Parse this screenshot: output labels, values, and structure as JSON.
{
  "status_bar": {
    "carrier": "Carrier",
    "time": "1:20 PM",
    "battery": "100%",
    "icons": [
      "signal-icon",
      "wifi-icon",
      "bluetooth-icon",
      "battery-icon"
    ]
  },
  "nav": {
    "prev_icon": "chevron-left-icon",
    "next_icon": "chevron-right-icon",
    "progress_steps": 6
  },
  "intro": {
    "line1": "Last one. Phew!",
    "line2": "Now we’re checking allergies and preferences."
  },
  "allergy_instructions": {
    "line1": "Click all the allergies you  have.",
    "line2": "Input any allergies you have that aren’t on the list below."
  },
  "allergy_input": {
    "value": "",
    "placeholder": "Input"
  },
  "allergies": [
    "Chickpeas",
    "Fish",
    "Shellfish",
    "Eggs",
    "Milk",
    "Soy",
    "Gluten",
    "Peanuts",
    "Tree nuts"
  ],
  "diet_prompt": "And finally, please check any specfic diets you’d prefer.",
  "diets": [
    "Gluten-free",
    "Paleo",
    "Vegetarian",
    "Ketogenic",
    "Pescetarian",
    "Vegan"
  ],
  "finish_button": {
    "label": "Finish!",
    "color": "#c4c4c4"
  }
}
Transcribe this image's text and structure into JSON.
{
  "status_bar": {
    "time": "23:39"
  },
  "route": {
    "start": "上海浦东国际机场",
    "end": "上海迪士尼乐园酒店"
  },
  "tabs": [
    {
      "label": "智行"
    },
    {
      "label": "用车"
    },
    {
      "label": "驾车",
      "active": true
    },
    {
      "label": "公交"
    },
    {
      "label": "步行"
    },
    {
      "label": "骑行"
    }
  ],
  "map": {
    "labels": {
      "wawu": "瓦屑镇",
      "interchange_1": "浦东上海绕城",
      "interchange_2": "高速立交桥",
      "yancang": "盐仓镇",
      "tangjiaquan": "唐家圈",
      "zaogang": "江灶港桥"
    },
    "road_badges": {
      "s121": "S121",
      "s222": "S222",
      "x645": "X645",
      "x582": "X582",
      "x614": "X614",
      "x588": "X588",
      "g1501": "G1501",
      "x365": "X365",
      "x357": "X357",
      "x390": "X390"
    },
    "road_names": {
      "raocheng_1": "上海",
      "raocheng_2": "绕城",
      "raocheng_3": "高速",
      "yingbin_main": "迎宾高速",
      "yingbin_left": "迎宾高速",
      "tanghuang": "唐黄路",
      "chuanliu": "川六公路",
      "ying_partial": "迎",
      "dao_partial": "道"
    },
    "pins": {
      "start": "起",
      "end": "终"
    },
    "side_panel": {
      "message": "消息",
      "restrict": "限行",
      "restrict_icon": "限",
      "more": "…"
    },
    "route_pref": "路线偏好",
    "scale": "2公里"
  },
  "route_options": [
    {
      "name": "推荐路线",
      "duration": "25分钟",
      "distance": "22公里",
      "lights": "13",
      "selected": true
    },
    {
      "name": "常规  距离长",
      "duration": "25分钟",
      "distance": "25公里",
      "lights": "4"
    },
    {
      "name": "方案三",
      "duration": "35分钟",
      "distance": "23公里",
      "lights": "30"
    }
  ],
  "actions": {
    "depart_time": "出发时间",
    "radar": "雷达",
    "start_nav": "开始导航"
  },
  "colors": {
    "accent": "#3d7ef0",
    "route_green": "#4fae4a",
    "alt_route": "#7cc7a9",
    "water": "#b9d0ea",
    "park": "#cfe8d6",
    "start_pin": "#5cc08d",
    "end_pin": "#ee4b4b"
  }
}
-------
Search the material above for "structure". Pull out each line where it shows up.

## THE OUTPUT
Parse this screenshot: output labels, values, and structure as JSON.
Transcribe this image's text and structure into JSON.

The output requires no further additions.